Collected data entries
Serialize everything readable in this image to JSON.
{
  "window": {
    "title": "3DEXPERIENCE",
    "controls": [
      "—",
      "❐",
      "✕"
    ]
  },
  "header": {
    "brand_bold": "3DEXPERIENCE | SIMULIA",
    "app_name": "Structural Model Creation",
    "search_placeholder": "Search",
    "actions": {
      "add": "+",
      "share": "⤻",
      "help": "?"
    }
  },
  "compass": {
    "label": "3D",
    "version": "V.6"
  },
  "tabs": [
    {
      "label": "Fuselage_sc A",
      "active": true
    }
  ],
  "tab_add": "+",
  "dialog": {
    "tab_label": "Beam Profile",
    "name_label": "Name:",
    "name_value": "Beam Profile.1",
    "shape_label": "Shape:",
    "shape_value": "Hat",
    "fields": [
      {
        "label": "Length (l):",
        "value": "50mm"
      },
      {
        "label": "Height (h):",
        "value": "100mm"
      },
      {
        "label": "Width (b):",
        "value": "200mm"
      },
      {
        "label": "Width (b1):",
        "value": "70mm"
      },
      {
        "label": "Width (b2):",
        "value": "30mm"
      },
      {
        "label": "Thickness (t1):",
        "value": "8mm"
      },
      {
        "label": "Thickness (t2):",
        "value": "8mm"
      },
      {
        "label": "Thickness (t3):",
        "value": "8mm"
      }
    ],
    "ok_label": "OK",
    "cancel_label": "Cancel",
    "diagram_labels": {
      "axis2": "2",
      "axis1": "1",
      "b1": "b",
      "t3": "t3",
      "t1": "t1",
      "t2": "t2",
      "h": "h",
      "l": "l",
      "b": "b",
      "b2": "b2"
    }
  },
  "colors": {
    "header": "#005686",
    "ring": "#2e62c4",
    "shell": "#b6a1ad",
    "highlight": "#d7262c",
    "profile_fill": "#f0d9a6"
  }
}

- **WHAT THIS TASK INVOLVES**:
From the entries above, copy out every line where the string "Thickness" appears.

- **THE REPLY**:
        "label": "Thickness (t1):",
        "label": "Thickness (t2):",
        "label": "Thickness (t3):",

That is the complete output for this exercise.